§ **Excerpted passage**
* * * *

BRASILIA, May 6 (Reuters) - Billionaire Richard Branson's modified Boeing 747 may soon be taking off from Brazil's northern coast to launch rockets into orbit as the South American country seeks a piece of the small satellite market.

The Brazilian Space Agency (AEB) and Air Force announced last week the selection of four companies, including Branson's Virgin Orbit, to operate from the Alcântara launch center.

Its location near the planet's equator allows for larger payloads and less costly rocket launches, said AEB head Carlos Moura, who forecast the first-ever orbital flight launched from Brazil for the first half of 2022.

Moura also expects contracts to be signed by the end of this year with Hyperion Rocket Systems Inc, based in Delaware, to operate from Alcântara's main launch pad, along with Canadian company C6 Launch and Virginia-based Orion AST, which will operate launches initially aimed at collecting space junk.

Virgin Orbit will operate from the air base's existing 2.6-kilometer (1.6-mile) runway with no special infrastructure needed for its rockets launched from an airplane in flight, the company said in a news release.

* * * *

§ **Excerpted data**
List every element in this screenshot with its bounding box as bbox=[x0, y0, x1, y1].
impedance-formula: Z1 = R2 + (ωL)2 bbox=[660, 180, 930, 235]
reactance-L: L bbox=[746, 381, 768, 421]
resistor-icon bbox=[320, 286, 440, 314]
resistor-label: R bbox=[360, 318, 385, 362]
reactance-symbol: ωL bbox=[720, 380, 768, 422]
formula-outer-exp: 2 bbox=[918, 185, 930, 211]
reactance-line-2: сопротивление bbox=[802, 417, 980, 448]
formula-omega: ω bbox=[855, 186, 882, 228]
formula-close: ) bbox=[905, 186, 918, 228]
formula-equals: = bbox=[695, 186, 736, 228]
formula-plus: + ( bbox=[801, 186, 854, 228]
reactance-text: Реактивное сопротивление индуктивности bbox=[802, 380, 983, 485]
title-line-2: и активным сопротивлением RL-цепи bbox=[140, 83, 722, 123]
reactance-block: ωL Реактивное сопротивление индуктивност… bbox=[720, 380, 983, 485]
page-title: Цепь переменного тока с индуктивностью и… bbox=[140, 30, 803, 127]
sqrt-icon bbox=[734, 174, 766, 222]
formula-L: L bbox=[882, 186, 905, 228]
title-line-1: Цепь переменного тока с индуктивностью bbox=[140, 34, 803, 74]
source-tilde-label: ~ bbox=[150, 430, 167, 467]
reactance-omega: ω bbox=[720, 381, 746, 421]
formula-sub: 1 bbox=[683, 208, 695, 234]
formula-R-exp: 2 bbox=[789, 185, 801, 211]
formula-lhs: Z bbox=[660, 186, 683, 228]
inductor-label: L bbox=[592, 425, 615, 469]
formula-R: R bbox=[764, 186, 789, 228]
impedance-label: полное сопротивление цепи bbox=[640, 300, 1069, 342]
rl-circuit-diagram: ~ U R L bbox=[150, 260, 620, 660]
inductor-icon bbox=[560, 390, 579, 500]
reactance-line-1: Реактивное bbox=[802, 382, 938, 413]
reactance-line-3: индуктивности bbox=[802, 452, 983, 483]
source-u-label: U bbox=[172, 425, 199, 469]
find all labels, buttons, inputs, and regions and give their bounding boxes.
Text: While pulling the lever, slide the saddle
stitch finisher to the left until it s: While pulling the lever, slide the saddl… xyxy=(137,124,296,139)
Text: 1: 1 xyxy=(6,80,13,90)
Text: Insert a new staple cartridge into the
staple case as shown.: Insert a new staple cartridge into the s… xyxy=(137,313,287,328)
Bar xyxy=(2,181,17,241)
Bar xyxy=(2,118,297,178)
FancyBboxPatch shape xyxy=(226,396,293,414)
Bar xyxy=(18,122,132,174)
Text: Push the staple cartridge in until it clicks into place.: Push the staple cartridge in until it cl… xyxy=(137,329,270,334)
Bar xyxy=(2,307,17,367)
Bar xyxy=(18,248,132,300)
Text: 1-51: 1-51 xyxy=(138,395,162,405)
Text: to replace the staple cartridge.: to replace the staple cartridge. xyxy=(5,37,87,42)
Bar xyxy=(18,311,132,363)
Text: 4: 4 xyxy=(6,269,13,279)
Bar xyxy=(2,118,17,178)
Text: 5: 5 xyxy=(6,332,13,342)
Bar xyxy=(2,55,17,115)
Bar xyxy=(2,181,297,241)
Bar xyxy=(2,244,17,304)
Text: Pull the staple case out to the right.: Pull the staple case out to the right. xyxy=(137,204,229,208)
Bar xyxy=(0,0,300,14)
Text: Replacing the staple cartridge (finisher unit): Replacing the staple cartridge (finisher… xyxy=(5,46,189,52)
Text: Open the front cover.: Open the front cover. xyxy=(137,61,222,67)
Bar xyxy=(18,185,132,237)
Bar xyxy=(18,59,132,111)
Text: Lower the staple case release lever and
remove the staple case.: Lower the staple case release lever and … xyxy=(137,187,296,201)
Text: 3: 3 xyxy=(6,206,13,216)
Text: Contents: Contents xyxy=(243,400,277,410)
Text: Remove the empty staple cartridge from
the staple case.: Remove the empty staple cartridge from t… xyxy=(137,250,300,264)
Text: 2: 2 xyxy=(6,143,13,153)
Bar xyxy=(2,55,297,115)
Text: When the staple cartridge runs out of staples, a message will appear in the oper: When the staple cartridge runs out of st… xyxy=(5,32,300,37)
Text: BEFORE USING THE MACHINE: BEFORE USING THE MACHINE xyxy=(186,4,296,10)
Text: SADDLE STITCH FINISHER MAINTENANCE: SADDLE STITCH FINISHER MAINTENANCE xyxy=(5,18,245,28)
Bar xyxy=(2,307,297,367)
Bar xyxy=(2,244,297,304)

* * * *

§ **List of tasks**
- A) Answer each question from the Alcântara article.
(i) Who forecast the first-ever orbital flight launched from Brazil, and for what period?
(ii) Where is Hyperion Rocket Systems Inc based?
(iii) How long is the runway Virgin Orbit will operate from?
- B) From the Alcântara article, retype word for word the part that opens with the words containing "Its location near" and closes with "half of 2022.".

§ **Answers below**
- A)
(i) AEB head Carlos Moura, for the first half of 2022
(ii) Delaware
(iii) 2.6 kilometers (1.6 miles)

- B)
Its location near the planet's equator allows for larger payloads and less costly rocket launches, said AEB head Carlos Moura, who forecast the first-ever orbital flight launched from Brazil for the first half of 2022.